Work instructions
Output the records exactly as they appear, with no pictures included.

Data for this exercise
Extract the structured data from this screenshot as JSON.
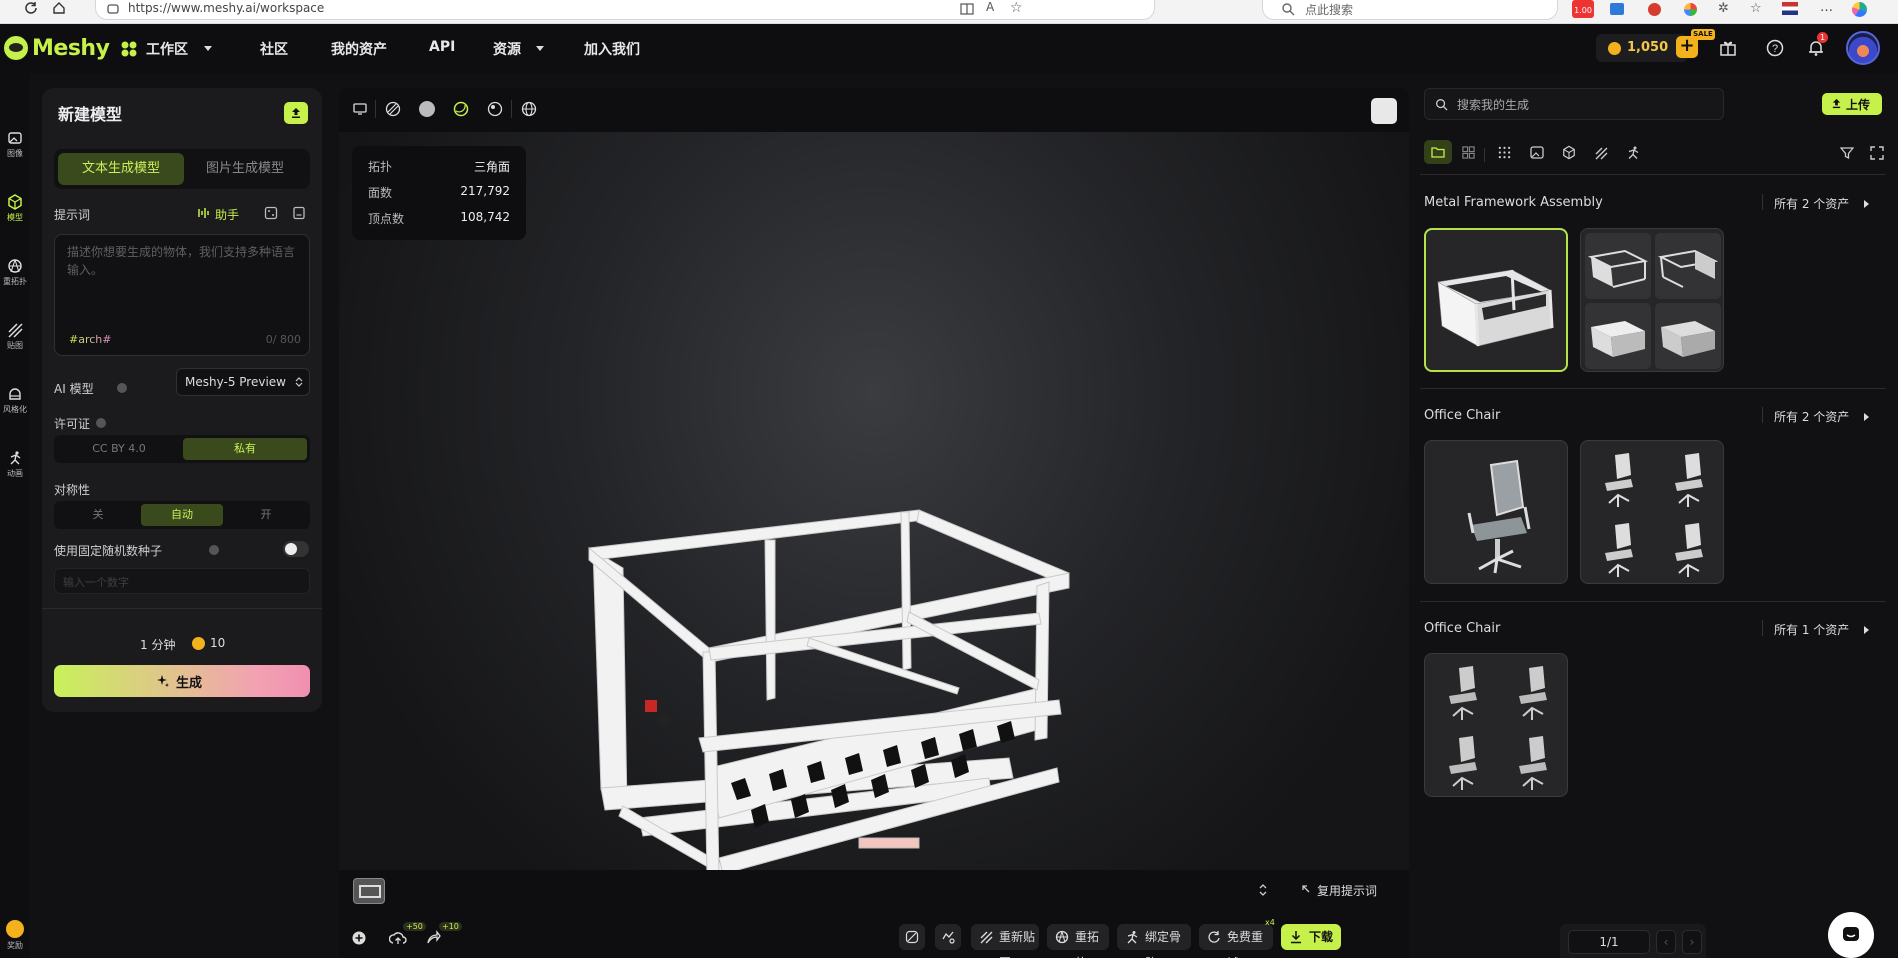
{
  "browser": {
    "url": "https://www.meshy.ai/workspace",
    "search_placeholder": "点此搜索",
    "badge_price": "1.00"
  },
  "header": {
    "logo": "Meshy",
    "nav": {
      "workspace": "工作区",
      "community": "社区",
      "assets": "我的资产",
      "api": "API",
      "resources": "资源",
      "join": "加入我们"
    },
    "credits": "1,050",
    "sale_badge": "SALE",
    "notification_count": "1"
  },
  "rail": {
    "items": [
      {
        "label": "图像",
        "icon": "image-icon"
      },
      {
        "label": "模型",
        "icon": "cube-icon"
      },
      {
        "label": "重拓扑",
        "icon": "retopology-icon"
      },
      {
        "label": "贴图",
        "icon": "texture-icon"
      },
      {
        "label": "风格化",
        "icon": "stylize-icon"
      },
      {
        "label": "动画",
        "icon": "animate-icon"
      }
    ],
    "bottom_label": "奖励"
  },
  "left_panel": {
    "title": "新建模型",
    "tabs": {
      "text_to_model": "文本生成模型",
      "image_to_model": "图片生成模型"
    },
    "prompt_label": "提示词",
    "assistant_label": "助手",
    "prompt_placeholder": "描述你想要生成的物体，我们支持多种语言输入。",
    "prompt_tag": "#arch#",
    "prompt_counter": "0/ 800",
    "ai_model_label": "AI 模型",
    "ai_model_value": "Meshy-5 Preview",
    "license_label": "许可证",
    "license_options": {
      "cc": "CC BY 4.0",
      "private": "私有"
    },
    "symmetry_label": "对称性",
    "symmetry_options": {
      "off": "关",
      "auto": "自动",
      "on": "开"
    },
    "seed_label": "使用固定随机数种子",
    "seed_placeholder": "输入一个数字",
    "time": "1 分钟",
    "cost": "10",
    "generate_label": "生成"
  },
  "viewer": {
    "stats": {
      "topology_label": "拓扑",
      "topology_value": "三角面",
      "faces_label": "面数",
      "faces_value": "217,792",
      "vertices_label": "顶点数",
      "vertices_value": "108,742"
    },
    "reuse_prompt": "复用提示词",
    "bonus_a": "+50",
    "bonus_b": "+10",
    "actions": {
      "retexture": "重新贴图",
      "remesh": "重拓扑",
      "rig": "绑定骨骼",
      "retry": "免费重试",
      "retry_badge": "x4",
      "download": "下载"
    }
  },
  "right_panel": {
    "search_placeholder": "搜索我的生成",
    "upload_label": "上传",
    "groups": [
      {
        "title": "Metal Framework Assembly",
        "all": "所有 2 个资产"
      },
      {
        "title": "Office Chair",
        "all": "所有 2 个资产"
      },
      {
        "title": "Office Chair",
        "all": "所有 1 个资产"
      }
    ],
    "pagination": "1/1"
  }
}
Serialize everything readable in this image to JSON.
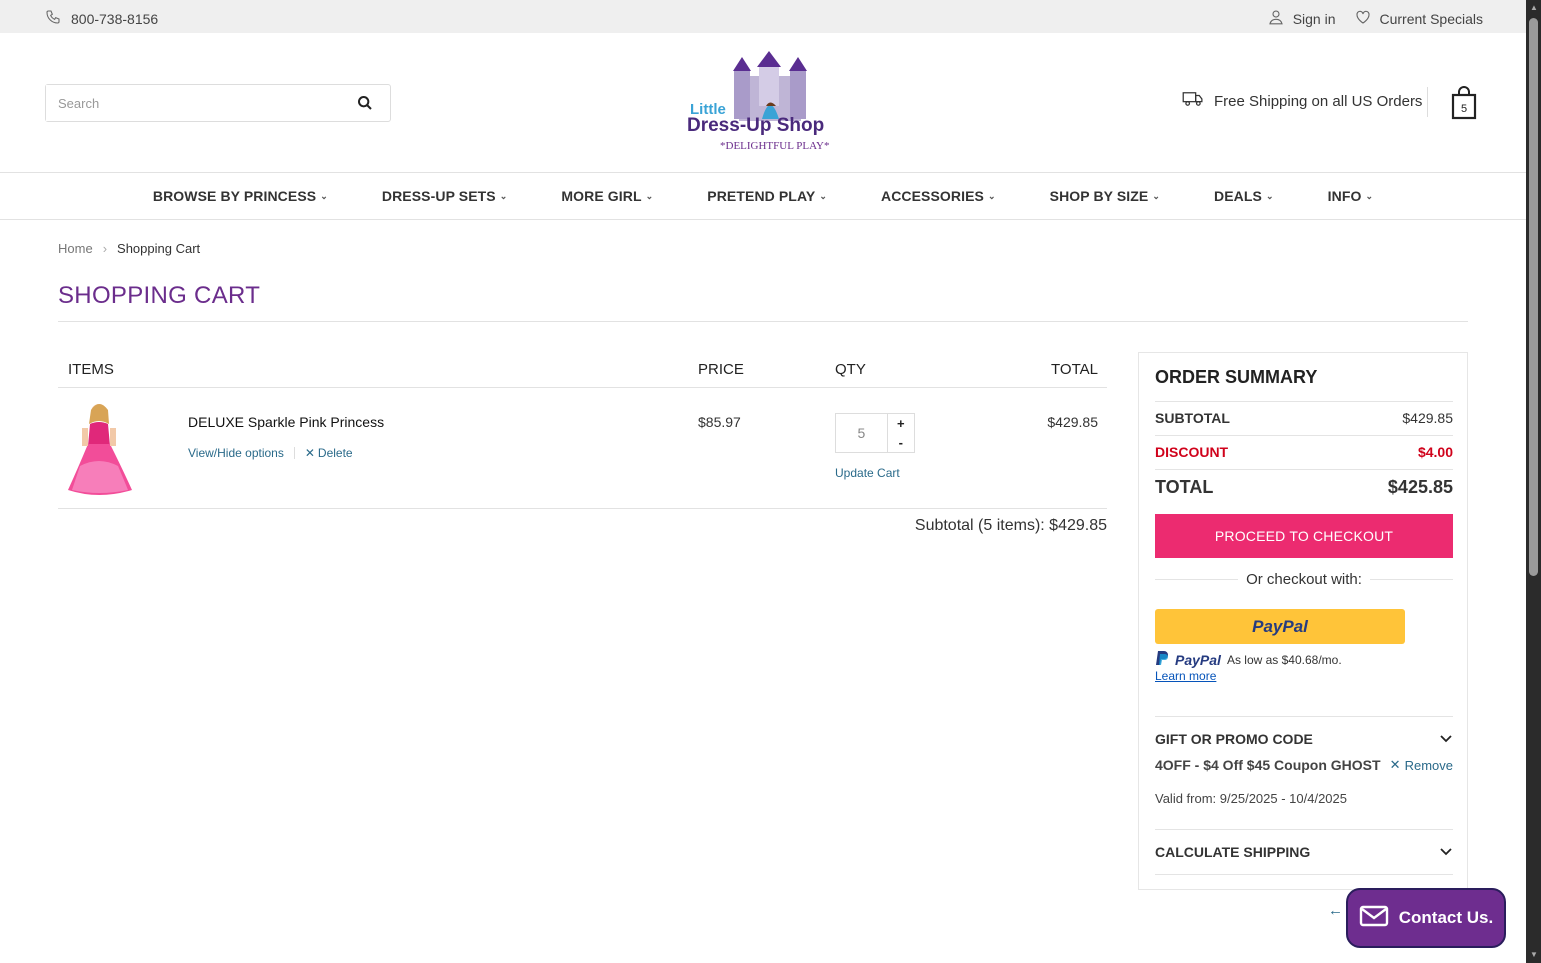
{
  "topbar": {
    "phone": "800-738-8156",
    "sign_in": "Sign in",
    "specials": "Current Specials"
  },
  "header": {
    "search_placeholder": "Search",
    "logo": {
      "line1": "Little",
      "line2": "Dress-Up Shop",
      "tagline": "*DELIGHTFUL PLAY*"
    },
    "shipping": "Free Shipping on all US Orders",
    "cart_count": "5"
  },
  "nav": [
    {
      "label": "BROWSE BY PRINCESS"
    },
    {
      "label": "DRESS-UP SETS"
    },
    {
      "label": "MORE GIRL"
    },
    {
      "label": "PRETEND PLAY"
    },
    {
      "label": "ACCESSORIES"
    },
    {
      "label": "SHOP BY SIZE"
    },
    {
      "label": "DEALS"
    },
    {
      "label": "INFO"
    }
  ],
  "breadcrumb": {
    "home": "Home",
    "current": "Shopping Cart"
  },
  "page_title": "SHOPPING CART",
  "cart": {
    "headers": {
      "items": "ITEMS",
      "price": "PRICE",
      "qty": "QTY",
      "total": "TOTAL"
    },
    "item": {
      "name": "DELUXE Sparkle Pink Princess",
      "options_link": "View/Hide options",
      "delete": "Delete",
      "price": "$85.97",
      "qty": "5",
      "update": "Update Cart",
      "total": "$429.85"
    },
    "subtotal_line": "Subtotal (5 items): $429.85"
  },
  "summary": {
    "title": "ORDER SUMMARY",
    "subtotal_label": "SUBTOTAL",
    "subtotal": "$429.85",
    "discount_label": "DISCOUNT",
    "discount": "$4.00",
    "total_label": "TOTAL",
    "total": "$425.85",
    "checkout": "PROCEED TO CHECKOUT",
    "or_with": "Or checkout with:",
    "paypal_brand": "PayPal",
    "paylater_text": "As low as $40.68/mo.",
    "learn_more": "Learn more",
    "promo_header": "GIFT OR PROMO CODE",
    "promo_code": "4OFF - $4 Off $45 Coupon GHOST",
    "remove": "Remove",
    "valid": "Valid from: 9/25/2025 - 10/4/2025",
    "calc_shipping": "CALCULATE SHIPPING"
  },
  "contact": "Contact Us.",
  "colors": {
    "accent": "#6b2d8c",
    "checkout": "#ec2b70",
    "discount": "#d0021b",
    "link": "#2a6a8a",
    "paypal": "#ffc439"
  }
}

Output
Extract the structured data from this screenshot as JSON.
{
  "browser": {
    "url": "https://www.meshy.ai/workspace",
    "search_placeholder": "点此搜索",
    "badge_price": "1.00"
  },
  "header": {
    "logo": "Meshy",
    "nav": {
      "workspace": "工作区",
      "community": "社区",
      "assets": "我的资产",
      "api": "API",
      "resources": "资源",
      "join": "加入我们"
    },
    "credits": "1,050",
    "sale_badge": "SALE",
    "notification_count": "1"
  },
  "rail": {
    "items": [
      {
        "label": "图像",
        "icon": "image-icon"
      },
      {
        "label": "模型",
        "icon": "cube-icon"
      },
      {
        "label": "重拓扑",
        "icon": "retopology-icon"
      },
      {
        "label": "贴图",
        "icon": "texture-icon"
      },
      {
        "label": "风格化",
        "icon": "stylize-icon"
      },
      {
        "label": "动画",
        "icon": "animate-icon"
      }
    ],
    "bottom_label": "奖励"
  },
  "left_panel": {
    "title": "新建模型",
    "tabs": {
      "text_to_model": "文本生成模型",
      "image_to_model": "图片生成模型"
    },
    "prompt_label": "提示词",
    "assistant_label": "助手",
    "prompt_placeholder": "描述你想要生成的物体，我们支持多种语言输入。",
    "prompt_tag": "#arch#",
    "prompt_counter": "0/ 800",
    "ai_model_label": "AI 模型",
    "ai_model_value": "Meshy-5 Preview",
    "license_label": "许可证",
    "license_options": {
      "cc": "CC BY 4.0",
      "private": "私有"
    },
    "symmetry_label": "对称性",
    "symmetry_options": {
      "off": "关",
      "auto": "自动",
      "on": "开"
    },
    "seed_label": "使用固定随机数种子",
    "seed_placeholder": "输入一个数字",
    "time": "1 分钟",
    "cost": "10",
    "generate_label": "生成"
  },
  "viewer": {
    "stats": {
      "topology_label": "拓扑",
      "topology_value": "三角面",
      "faces_label": "面数",
      "faces_value": "217,792",
      "vertices_label": "顶点数",
      "vertices_value": "108,742"
    },
    "reuse_prompt": "复用提示词",
    "bonus_a": "+50",
    "bonus_b": "+10",
    "actions": {
      "retexture": "重新贴图",
      "remesh": "重拓扑",
      "rig": "绑定骨骼",
      "retry": "免费重试",
      "retry_badge": "x4",
      "download": "下载"
    }
  },
  "right_panel": {
    "search_placeholder": "搜索我的生成",
    "upload_label": "上传",
    "groups": [
      {
        "title": "Metal Framework Assembly",
        "all": "所有 2 个资产"
      },
      {
        "title": "Office Chair",
        "all": "所有 2 个资产"
      },
      {
        "title": "Office Chair",
        "all": "所有 1 个资产"
      }
    ],
    "pagination": "1/1"
  }
}
Serialize everything readable in this image to JSON.
{
  "topbar": {
    "phone": "800-738-8156",
    "sign_in": "Sign in",
    "specials": "Current Specials"
  },
  "header": {
    "search_placeholder": "Search",
    "logo": {
      "line1": "Little",
      "line2": "Dress-Up Shop",
      "tagline": "*DELIGHTFUL PLAY*"
    },
    "shipping": "Free Shipping on all US Orders",
    "cart_count": "5"
  },
  "nav": [
    {
      "label": "BROWSE BY PRINCESS"
    },
    {
      "label": "DRESS-UP SETS"
    },
    {
      "label": "MORE GIRL"
    },
    {
      "label": "PRETEND PLAY"
    },
    {
      "label": "ACCESSORIES"
    },
    {
      "label": "SHOP BY SIZE"
    },
    {
      "label": "DEALS"
    },
    {
      "label": "INFO"
    }
  ],
  "breadcrumb": {
    "home": "Home",
    "current": "Shopping Cart"
  },
  "page_title": "SHOPPING CART",
  "cart": {
    "headers": {
      "items": "ITEMS",
      "price": "PRICE",
      "qty": "QTY",
      "total": "TOTAL"
    },
    "item": {
      "name": "DELUXE Sparkle Pink Princess",
      "options_link": "View/Hide options",
      "delete": "Delete",
      "price": "$85.97",
      "qty": "5",
      "update": "Update Cart",
      "total": "$429.85"
    },
    "subtotal_line": "Subtotal (5 items): $429.85"
  },
  "summary": {
    "title": "ORDER SUMMARY",
    "subtotal_label": "SUBTOTAL",
    "subtotal": "$429.85",
    "discount_label": "DISCOUNT",
    "discount": "$4.00",
    "total_label": "TOTAL",
    "total": "$425.85",
    "checkout": "PROCEED TO CHECKOUT",
    "or_with": "Or checkout with:",
    "paypal_brand": "PayPal",
    "paylater_text": "As low as $40.68/mo.",
    "learn_more": "Learn more",
    "promo_header": "GIFT OR PROMO CODE",
    "promo_code": "4OFF - $4 Off $45 Coupon GHOST",
    "remove": "Remove",
    "valid": "Valid from: 9/25/2025 - 10/4/2025",
    "calc_shipping": "CALCULATE SHIPPING"
  },
  "contact": "Contact Us.",
  "colors": {
    "accent": "#6b2d8c",
    "checkout": "#ec2b70",
    "discount": "#d0021b",
    "link": "#2a6a8a",
    "paypal": "#ffc439"
  }
}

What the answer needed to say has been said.